Exercise requirements:
Each line that includes "Fermi" counts once; give the total and nothing besides.

Data lines:

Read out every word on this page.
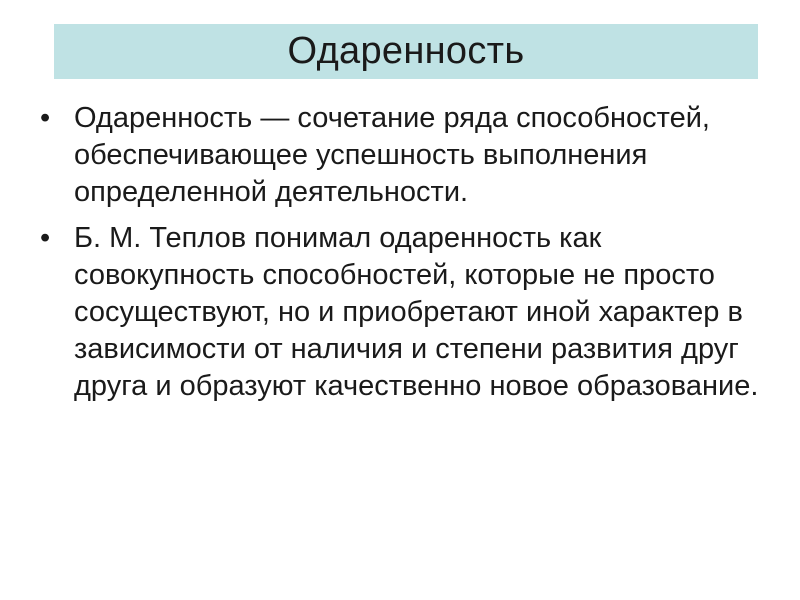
Одаренность
• Одаренность — сочетание ряда способностей, обеспечивающее успешность выполнения определенной деятельности.
• Б. М. Теплов понимал одаренность как совокупность способностей, которые не просто сосуществуют, но и приобретают иной характер в зависимости от наличия и степени развития друг друга и образуют качественно новое образование.
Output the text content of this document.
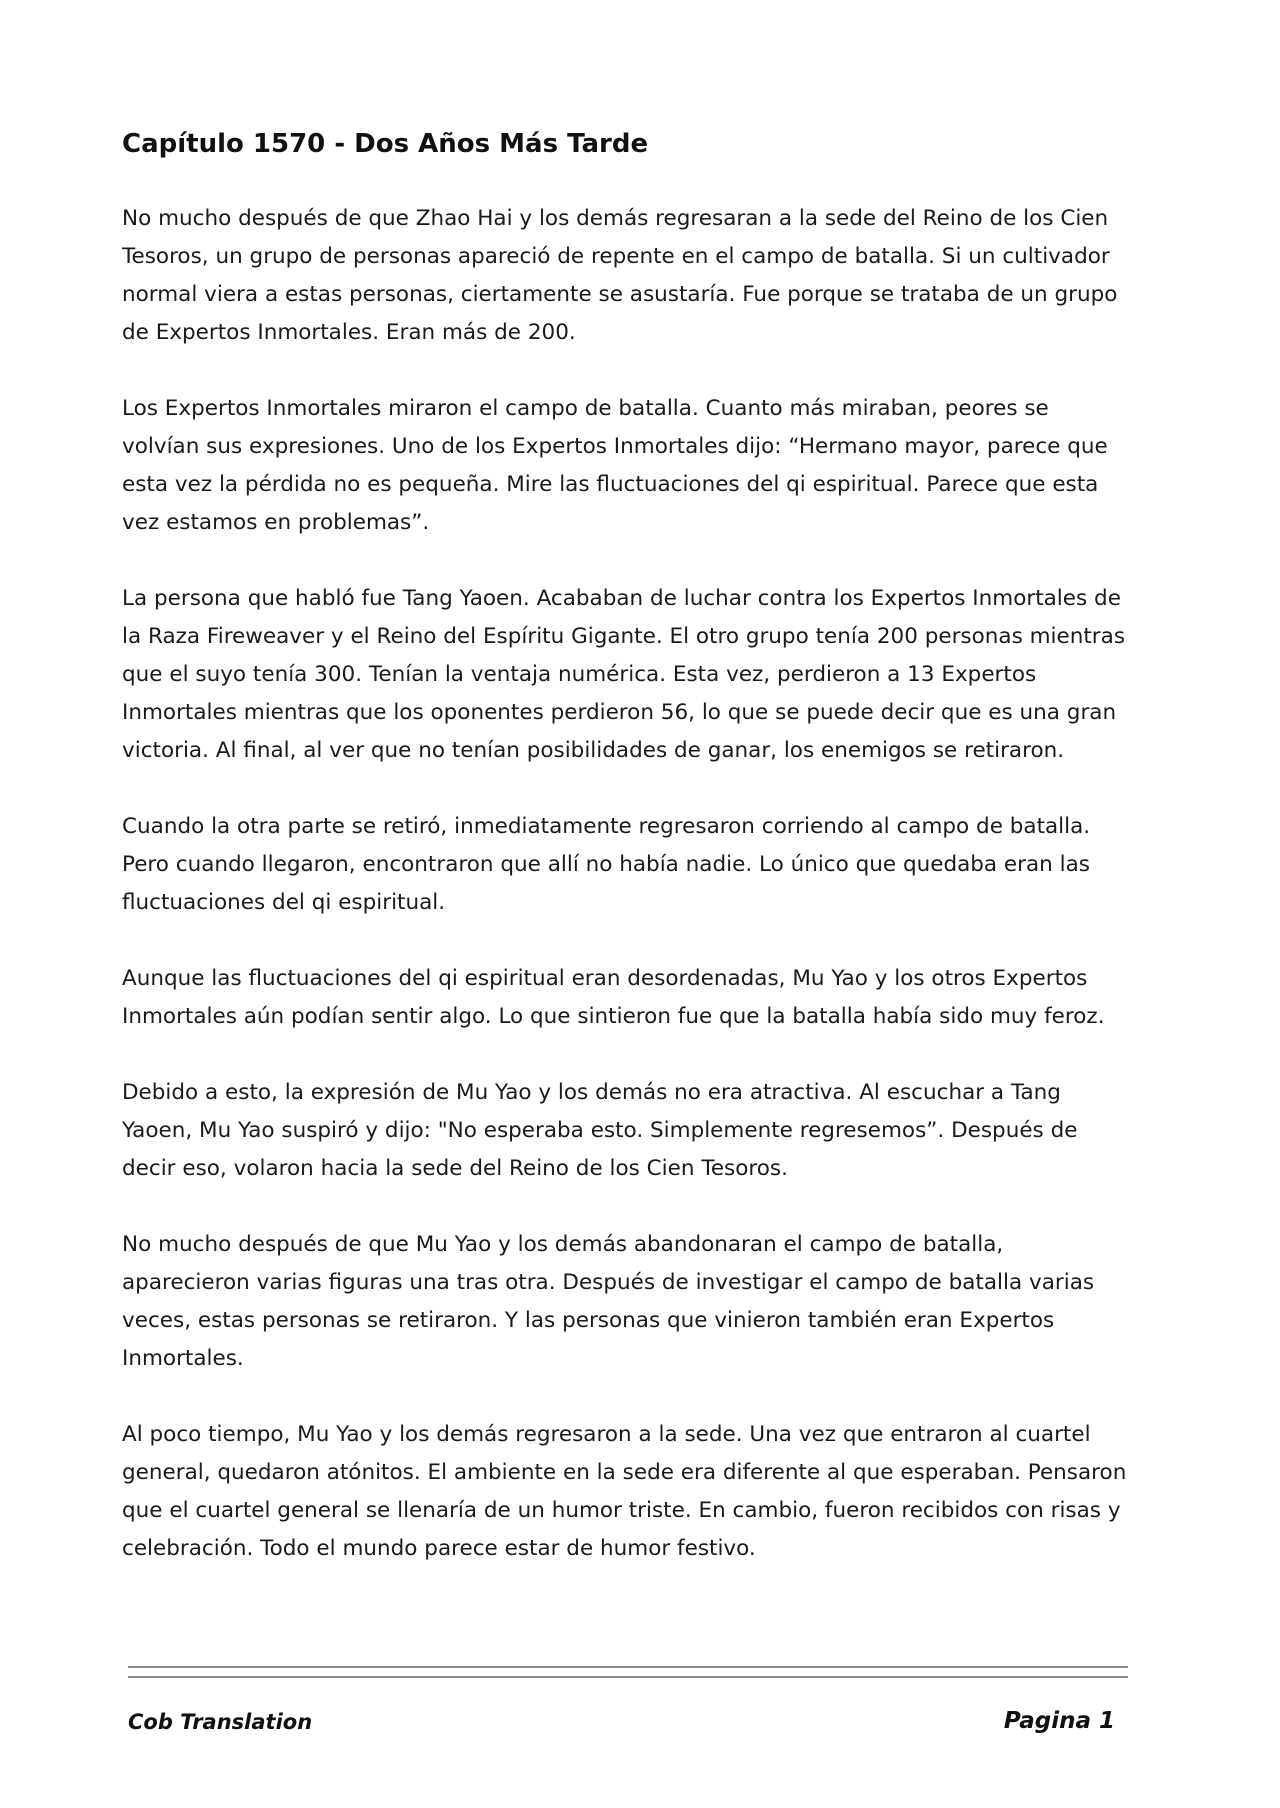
Capítulo 1570 - Dos Años Más Tarde

No mucho después de que Zhao Hai y los demás regresaran a la sede del Reino de los Cien Tesoros, un grupo de personas apareció de repente en el campo de batalla. Si un cultivador normal viera a estas personas, ciertamente se asustaría. Fue porque se trataba de un grupo de Expertos Inmortales. Eran más de 200.

Los Expertos Inmortales miraron el campo de batalla. Cuanto más miraban, peores se volvían sus expresiones. Uno de los Expertos Inmortales dijo: “Hermano mayor, parece que esta vez la pérdida no es pequeña. Mire las fluctuaciones del qi espiritual. Parece que esta vez estamos en problemas”.

La persona que habló fue Tang Yaoen. Acababan de luchar contra los Expertos Inmortales de la Raza Fireweaver y el Reino del Espíritu Gigante. El otro grupo tenía 200 personas mientras que el suyo tenía 300. Tenían la ventaja numérica. Esta vez, perdieron a 13 Expertos Inmortales mientras que los oponentes perdieron 56, lo que se puede decir que es una gran victoria. Al final, al ver que no tenían posibilidades de ganar, los enemigos se retiraron.

Cuando la otra parte se retiró, inmediatamente regresaron corriendo al campo de batalla. Pero cuando llegaron, encontraron que allí no había nadie. Lo único que quedaba eran las fluctuaciones del qi espiritual.

Aunque las fluctuaciones del qi espiritual eran desordenadas, Mu Yao y los otros Expertos Inmortales aún podían sentir algo. Lo que sintieron fue que la batalla había sido muy feroz.

Debido a esto, la expresión de Mu Yao y los demás no era atractiva. Al escuchar a Tang Yaoen, Mu Yao suspiró y dijo: "No esperaba esto. Simplemente regresemos”. Después de decir eso, volaron hacia la sede del Reino de los Cien Tesoros.

No mucho después de que Mu Yao y los demás abandonaran el campo de batalla, aparecieron varias figuras una tras otra. Después de investigar el campo de batalla varias veces, estas personas se retiraron. Y las personas que vinieron también eran Expertos Inmortales.

Al poco tiempo, Mu Yao y los demás regresaron a la sede. Una vez que entraron al cuartel general, quedaron atónitos. El ambiente en la sede era diferente al que esperaban. Pensaron que el cuartel general se llenaría de un humor triste. En cambio, fueron recibidos con risas y celebración. Todo el mundo parece estar de humor festivo.

Cob Translation	Pagina 1
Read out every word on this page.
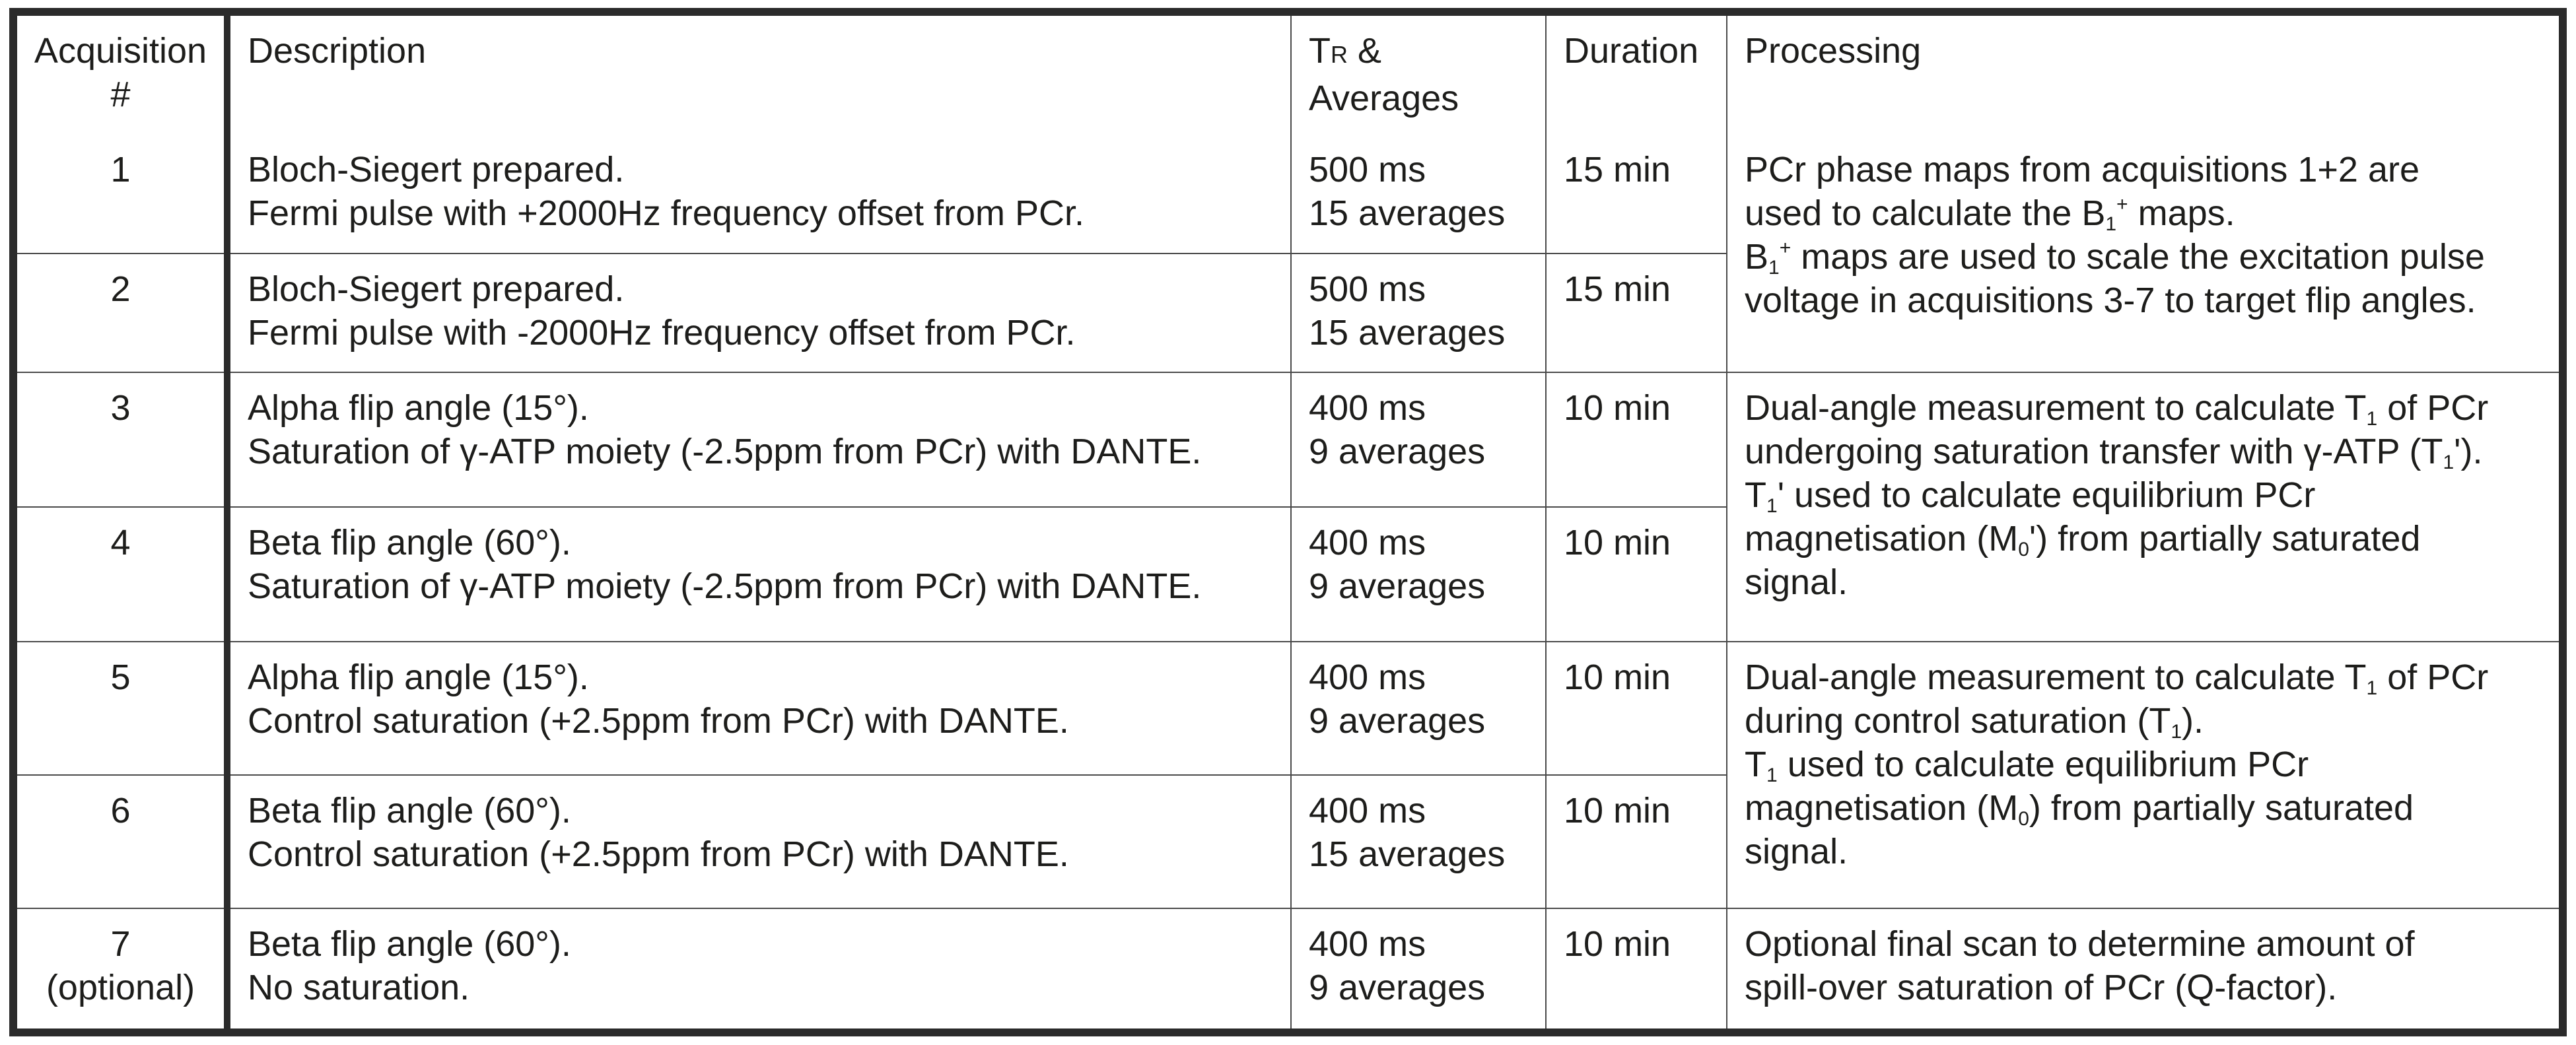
Acquisition
#	Description	TR &
Averages	Duration	Processing

1	Bloch-Siegert prepared.
Fermi pulse with +2000Hz frequency offset from PCr.	500 ms
15 averages	15 min	PCr phase maps from acquisitions 1+2 are
used to calculate the $B_1^+$ maps.
$B_1^+$ maps are used to scale the excitation pulse
voltage in acquisitions 3-7 to target flip angles.

2	Bloch-Siegert prepared.
Fermi pulse with -2000Hz frequency offset from PCr.	500 ms
15 averages	15 min	

3	Alpha flip angle (15°).
Saturation of γ-ATP moiety (-2.5ppm from PCr) with DANTE.	400 ms
9 averages	10 min	Dual-angle measurement to calculate $T_1$ of PCr
undergoing saturation transfer with γ-ATP $(T_1')$.
$T_1'$ used to calculate equilibrium PCr
magnetisation $(M_0')$ from partially saturated
signal.

4	Beta flip angle (60°).
Saturation of γ-ATP moiety (-2.5ppm from PCr) with DANTE.	400 ms
9 averages	10 min	

5	Alpha flip angle (15°).
Control saturation (+2.5ppm from PCr) with DANTE.	400 ms
9 averages	10 min	Dual-angle measurement to calculate $T_1$ of PCr
during control saturation $(T_1)$.
$T_1$ used to calculate equilibrium PCr
magnetisation $(M_0)$ from partially saturated
signal.

6	Beta flip angle (60°).
Control saturation (+2.5ppm from PCr) with DANTE.	400 ms
15 averages	10 min	

7
(optional)	Beta flip angle (60°).
No saturation.	400 ms
9 averages	10 min	Optional final scan to determine amount of
spill-over saturation of PCr (Q-factor).
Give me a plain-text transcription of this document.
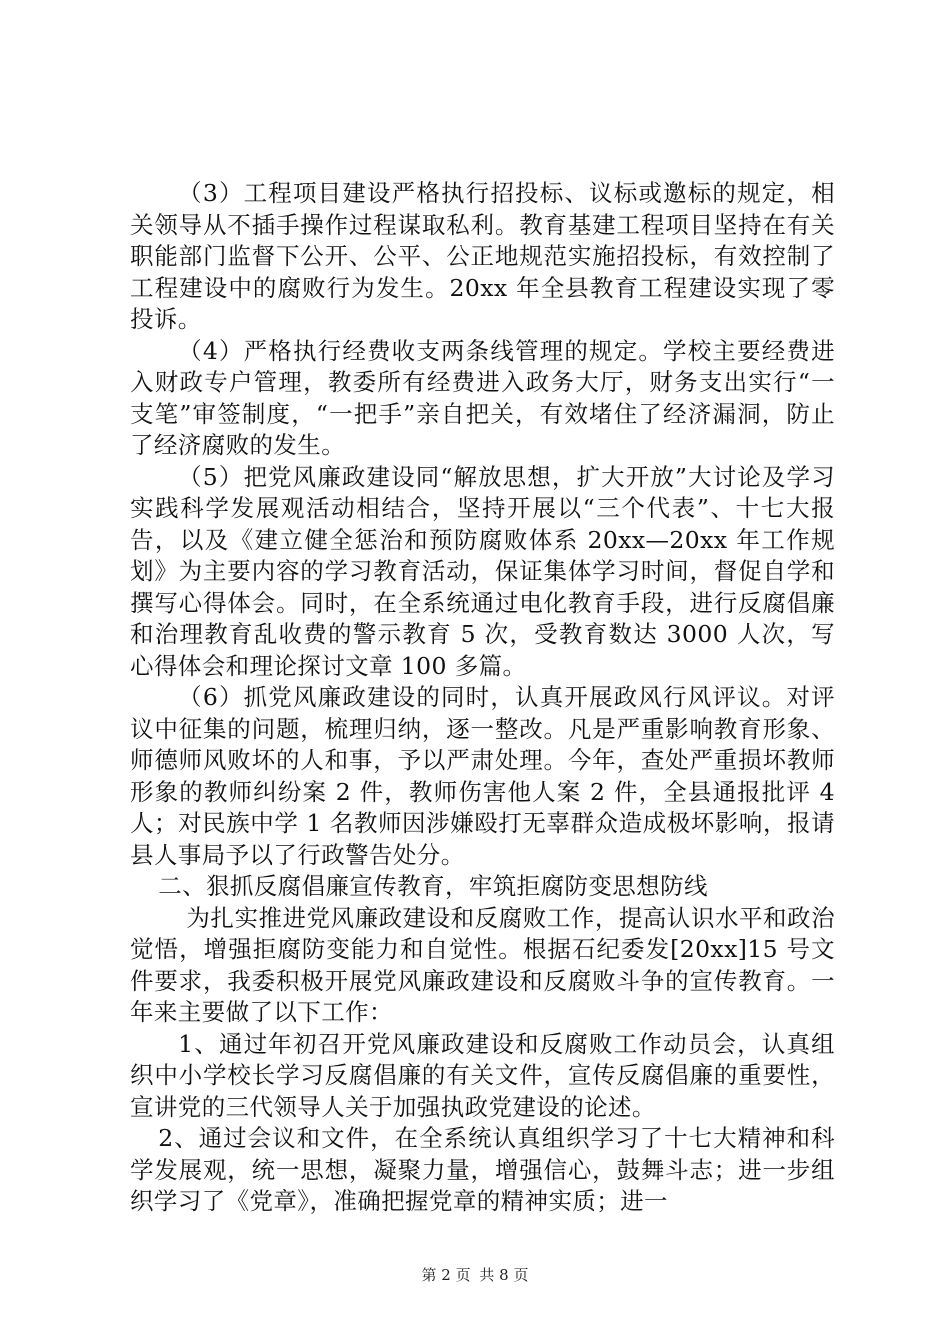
（3）工程项目建设严格执行招投标、议标或邀标的规定，相关领导从不插手操作过程谋取私利。教育基建工程项目坚持在有关职能部门监督下公开、公平、公正地规范实施招投标，有效控制了工程建设中的腐败行为发生。20xx 年全县教育工程建设实现了零投诉。

（4）严格执行经费收支两条线管理的规定。学校主要经费进入财政专户管理，教委所有经费进入政务大厅，财务支出实行“一支笔”审签制度，“一把手”亲自把关，有效堵住了经济漏洞，防止了经济腐败的发生。

（5）把党风廉政建设同“解放思想，扩大开放”大讨论及学习实践科学发展观活动相结合，坚持开展以“三个代表”、十七大报告，以及《建立健全惩治和预防腐败体系 20xx—20xx 年工作规划》为主要内容的学习教育活动，保证集体学习时间，督促自学和撰写心得体会。同时，在全系统通过电化教育手段，进行反腐倡廉和治理教育乱收费的警示教育 5 次，受教育数达 3000 人次，写心得体会和理论探讨文章 100 多篇。

（6）抓党风廉政建设的同时，认真开展政风行风评议。对评议中征集的问题，梳理归纳，逐一整改。凡是严重影响教育形象、师德师风败坏的人和事，予以严肃处理。今年，查处严重损坏教师形象的教师纠纷案 2 件，教师伤害他人案 2 件，全县通报批评 4 人；对民族中学 1 名教师因涉嫌殴打无辜群众造成极坏影响，报请县人事局予以了行政警告处分。

二、狠抓反腐倡廉宣传教育，牢筑拒腐防变思想防线

为扎实推进党风廉政建设和反腐败工作，提高认识水平和政治觉悟，增强拒腐防变能力和自觉性。根据石纪委发[20xx]15 号文件要求，我委积极开展党风廉政建设和反腐败斗争的宣传教育。一年来主要做了以下工作：

1、通过年初召开党风廉政建设和反腐败工作动员会，认真组织中小学校长学习反腐倡廉的有关文件，宣传反腐倡廉的重要性，宣讲党的三代领导人关于加强执政党建设的论述。

2、通过会议和文件，在全系统认真组织学习了十七大精神和科学发展观，统一思想，凝聚力量，增强信心，鼓舞斗志；进一步组织学习了《党章》，准确把握党章的精神实质；进一

第 2 页 共 8 页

Worked answer:
2